━━ Dataset
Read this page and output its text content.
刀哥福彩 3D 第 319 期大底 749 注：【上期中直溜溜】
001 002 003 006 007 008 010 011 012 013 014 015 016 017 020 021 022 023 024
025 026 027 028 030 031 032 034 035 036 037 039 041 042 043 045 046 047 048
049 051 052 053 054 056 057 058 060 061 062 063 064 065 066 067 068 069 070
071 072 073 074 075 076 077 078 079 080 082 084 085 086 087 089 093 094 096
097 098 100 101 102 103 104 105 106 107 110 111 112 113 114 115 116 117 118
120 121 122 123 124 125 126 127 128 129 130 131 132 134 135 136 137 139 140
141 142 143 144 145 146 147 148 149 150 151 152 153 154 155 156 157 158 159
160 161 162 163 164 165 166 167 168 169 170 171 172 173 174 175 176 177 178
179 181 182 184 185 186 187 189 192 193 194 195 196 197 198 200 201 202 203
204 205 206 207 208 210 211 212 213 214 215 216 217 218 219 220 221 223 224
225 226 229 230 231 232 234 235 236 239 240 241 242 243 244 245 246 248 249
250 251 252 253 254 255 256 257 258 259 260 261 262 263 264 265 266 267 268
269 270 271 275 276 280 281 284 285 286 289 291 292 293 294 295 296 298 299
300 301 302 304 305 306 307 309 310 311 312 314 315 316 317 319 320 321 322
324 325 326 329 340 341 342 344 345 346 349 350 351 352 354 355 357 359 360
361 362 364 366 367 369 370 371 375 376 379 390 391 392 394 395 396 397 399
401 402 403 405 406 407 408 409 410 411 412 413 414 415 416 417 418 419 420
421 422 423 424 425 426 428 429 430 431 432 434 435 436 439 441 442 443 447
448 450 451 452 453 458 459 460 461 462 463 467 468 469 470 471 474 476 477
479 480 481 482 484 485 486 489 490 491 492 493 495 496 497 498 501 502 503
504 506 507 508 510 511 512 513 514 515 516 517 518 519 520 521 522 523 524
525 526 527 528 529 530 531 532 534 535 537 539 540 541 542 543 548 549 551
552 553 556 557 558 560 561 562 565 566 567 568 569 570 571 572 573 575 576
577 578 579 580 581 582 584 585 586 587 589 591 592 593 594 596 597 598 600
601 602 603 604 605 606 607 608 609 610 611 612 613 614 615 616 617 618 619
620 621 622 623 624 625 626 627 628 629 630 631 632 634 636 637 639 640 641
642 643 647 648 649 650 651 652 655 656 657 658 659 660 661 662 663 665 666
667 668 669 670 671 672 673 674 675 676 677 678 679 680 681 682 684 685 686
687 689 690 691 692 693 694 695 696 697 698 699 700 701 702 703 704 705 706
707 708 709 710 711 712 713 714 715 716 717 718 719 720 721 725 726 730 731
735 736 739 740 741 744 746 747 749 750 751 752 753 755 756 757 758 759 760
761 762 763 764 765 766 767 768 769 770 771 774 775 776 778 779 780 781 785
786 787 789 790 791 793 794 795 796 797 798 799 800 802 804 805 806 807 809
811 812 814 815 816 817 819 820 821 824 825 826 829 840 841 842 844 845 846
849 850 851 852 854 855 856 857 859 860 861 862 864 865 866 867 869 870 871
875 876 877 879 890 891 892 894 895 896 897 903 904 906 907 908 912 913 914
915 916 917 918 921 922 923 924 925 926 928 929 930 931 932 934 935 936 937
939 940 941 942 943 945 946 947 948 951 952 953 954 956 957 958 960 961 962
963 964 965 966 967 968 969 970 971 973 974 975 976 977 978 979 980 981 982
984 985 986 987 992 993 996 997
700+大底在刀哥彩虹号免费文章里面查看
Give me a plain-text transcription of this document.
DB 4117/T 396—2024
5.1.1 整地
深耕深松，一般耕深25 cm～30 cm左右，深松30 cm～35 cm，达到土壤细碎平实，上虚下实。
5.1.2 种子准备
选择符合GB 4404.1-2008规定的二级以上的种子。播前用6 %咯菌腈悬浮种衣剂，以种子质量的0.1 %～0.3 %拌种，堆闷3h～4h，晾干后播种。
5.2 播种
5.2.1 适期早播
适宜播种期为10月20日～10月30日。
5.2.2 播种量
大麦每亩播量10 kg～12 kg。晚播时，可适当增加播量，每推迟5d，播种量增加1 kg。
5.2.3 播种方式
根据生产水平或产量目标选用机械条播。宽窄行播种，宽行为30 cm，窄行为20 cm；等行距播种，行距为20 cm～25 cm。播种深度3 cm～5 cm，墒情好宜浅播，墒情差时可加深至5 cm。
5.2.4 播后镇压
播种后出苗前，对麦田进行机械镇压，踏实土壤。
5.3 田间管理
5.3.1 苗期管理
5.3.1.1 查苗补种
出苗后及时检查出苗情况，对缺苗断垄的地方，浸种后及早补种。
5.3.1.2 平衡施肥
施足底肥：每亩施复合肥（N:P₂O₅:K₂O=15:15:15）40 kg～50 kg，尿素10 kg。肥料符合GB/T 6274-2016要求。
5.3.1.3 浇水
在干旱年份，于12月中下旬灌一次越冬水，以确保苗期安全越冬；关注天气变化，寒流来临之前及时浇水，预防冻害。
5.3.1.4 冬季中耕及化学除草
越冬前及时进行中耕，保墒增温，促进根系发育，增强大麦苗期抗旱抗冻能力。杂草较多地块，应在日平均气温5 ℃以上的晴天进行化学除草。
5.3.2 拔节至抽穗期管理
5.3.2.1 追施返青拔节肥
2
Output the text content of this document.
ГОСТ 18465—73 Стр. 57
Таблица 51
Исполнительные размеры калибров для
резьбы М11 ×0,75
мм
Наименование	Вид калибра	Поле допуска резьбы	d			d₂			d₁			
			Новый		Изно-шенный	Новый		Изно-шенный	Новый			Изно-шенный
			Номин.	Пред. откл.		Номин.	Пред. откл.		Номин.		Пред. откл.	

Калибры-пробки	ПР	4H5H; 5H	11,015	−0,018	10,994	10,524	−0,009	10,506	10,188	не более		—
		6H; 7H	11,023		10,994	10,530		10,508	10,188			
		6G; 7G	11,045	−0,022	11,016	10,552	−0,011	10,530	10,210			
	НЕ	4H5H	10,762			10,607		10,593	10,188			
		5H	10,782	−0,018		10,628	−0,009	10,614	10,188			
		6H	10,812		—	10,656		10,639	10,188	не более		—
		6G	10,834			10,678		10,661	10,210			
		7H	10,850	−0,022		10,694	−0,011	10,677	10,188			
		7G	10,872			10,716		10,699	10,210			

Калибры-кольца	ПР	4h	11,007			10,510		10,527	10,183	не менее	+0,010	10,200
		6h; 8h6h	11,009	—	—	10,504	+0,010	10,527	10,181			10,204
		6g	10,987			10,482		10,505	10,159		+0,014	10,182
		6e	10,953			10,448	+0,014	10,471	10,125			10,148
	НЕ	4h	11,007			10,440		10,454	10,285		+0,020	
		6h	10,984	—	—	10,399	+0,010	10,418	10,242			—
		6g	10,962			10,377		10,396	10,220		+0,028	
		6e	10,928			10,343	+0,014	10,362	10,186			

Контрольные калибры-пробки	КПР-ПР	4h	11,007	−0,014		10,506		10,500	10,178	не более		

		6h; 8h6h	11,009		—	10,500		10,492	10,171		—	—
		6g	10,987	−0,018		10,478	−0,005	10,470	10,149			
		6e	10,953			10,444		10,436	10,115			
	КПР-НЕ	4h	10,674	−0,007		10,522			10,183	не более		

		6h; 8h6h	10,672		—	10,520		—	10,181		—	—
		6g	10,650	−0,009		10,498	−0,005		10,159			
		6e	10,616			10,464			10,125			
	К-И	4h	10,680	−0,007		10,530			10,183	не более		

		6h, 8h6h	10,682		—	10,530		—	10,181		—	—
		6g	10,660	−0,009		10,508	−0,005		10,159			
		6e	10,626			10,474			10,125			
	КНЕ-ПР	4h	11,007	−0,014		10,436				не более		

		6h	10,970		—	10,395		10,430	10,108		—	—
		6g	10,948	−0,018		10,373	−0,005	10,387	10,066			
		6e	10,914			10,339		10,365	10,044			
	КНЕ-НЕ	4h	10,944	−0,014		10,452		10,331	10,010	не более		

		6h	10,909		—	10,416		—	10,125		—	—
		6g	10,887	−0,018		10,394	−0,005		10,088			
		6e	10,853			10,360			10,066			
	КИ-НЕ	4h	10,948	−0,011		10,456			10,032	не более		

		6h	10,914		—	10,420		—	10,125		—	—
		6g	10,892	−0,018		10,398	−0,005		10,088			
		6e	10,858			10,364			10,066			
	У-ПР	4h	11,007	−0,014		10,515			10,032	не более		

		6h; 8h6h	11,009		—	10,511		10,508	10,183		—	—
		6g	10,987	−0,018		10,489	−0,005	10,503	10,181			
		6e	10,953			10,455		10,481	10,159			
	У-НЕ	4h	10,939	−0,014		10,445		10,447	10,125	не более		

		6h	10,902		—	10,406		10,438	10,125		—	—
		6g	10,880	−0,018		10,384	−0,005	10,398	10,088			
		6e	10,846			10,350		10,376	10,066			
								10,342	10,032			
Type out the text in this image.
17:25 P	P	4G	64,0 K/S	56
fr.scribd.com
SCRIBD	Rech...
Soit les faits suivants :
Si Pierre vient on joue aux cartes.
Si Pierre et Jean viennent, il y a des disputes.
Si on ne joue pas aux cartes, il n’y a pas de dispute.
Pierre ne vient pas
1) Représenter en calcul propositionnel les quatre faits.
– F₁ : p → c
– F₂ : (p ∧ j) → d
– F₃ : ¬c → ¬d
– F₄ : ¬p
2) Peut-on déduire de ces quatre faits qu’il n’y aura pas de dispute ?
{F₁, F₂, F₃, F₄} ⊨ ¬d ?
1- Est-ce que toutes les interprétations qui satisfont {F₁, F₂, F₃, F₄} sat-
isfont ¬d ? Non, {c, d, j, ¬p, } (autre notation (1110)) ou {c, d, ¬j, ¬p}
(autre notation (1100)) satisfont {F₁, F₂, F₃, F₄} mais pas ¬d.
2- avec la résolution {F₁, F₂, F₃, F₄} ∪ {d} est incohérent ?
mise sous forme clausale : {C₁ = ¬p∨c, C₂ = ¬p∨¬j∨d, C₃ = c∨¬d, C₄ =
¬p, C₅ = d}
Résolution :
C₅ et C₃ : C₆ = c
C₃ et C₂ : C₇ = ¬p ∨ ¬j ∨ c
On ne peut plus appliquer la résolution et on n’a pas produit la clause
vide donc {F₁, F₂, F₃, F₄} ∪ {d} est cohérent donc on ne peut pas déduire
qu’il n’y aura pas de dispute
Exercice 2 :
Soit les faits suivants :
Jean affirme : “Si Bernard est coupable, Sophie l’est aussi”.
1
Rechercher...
━━━━
Goal » Look above for every line with the word "vient" and copy it.

Answer to this exercise »
Si Pierre vient on joue aux cartes.
Pierre ne vient pas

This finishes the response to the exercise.